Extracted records
* * *

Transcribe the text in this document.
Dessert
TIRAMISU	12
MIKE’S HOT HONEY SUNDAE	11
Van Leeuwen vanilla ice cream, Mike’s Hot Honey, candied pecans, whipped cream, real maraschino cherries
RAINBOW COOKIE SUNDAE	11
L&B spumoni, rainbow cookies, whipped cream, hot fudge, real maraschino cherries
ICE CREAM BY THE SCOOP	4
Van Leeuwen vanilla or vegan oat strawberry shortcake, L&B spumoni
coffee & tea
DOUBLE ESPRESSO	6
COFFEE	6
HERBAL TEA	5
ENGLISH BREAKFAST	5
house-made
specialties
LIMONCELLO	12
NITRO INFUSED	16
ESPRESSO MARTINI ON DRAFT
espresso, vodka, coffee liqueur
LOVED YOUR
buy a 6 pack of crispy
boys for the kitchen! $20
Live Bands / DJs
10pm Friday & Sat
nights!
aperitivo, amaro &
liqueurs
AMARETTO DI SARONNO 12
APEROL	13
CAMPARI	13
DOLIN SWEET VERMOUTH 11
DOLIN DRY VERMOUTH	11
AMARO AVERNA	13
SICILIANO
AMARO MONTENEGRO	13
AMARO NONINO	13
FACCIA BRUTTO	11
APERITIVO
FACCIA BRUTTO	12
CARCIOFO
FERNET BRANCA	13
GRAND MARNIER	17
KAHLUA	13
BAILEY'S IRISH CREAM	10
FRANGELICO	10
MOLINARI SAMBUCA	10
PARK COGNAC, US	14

* * *

Task details - Reproduce all of the records exactly.

Output -
Transcribe the text in this document.
Dessert
TIRAMISU	12
MIKE’S HOT HONEY SUNDAE	11
Van Leeuwen vanilla ice cream, Mike’s Hot Honey, candied pecans, whipped cream, real maraschino cherries
RAINBOW COOKIE SUNDAE	11
L&B spumoni, rainbow cookies, whipped cream, hot fudge, real maraschino cherries
ICE CREAM BY THE SCOOP	4
Van Leeuwen vanilla or vegan oat strawberry shortcake, L&B spumoni
coffee & tea
DOUBLE ESPRESSO	6
COFFEE	6
HERBAL TEA	5
ENGLISH BREAKFAST	5
house-made
specialties
LIMONCELLO	12
NITRO INFUSED	16
ESPRESSO MARTINI ON DRAFT
espresso, vodka, coffee liqueur
LOVED YOUR
buy a 6 pack of crispy
boys for the kitchen! $20
Live Bands / DJs
10pm Friday & Sat
nights!
aperitivo, amaro &
liqueurs
AMARETTO DI SARONNO 12
APEROL	13
CAMPARI	13
DOLIN SWEET VERMOUTH 11
DOLIN DRY VERMOUTH	11
AMARO AVERNA	13
SICILIANO
AMARO MONTENEGRO	13
AMARO NONINO	13
FACCIA BRUTTO	11
APERITIVO
FACCIA BRUTTO	12
CARCIOFO
FERNET BRANCA	13
GRAND MARNIER	17
KAHLUA	13
BAILEY'S IRISH CREAM	10
FRANGELICO	10
MOLINARI SAMBUCA	10
PARK COGNAC, US	14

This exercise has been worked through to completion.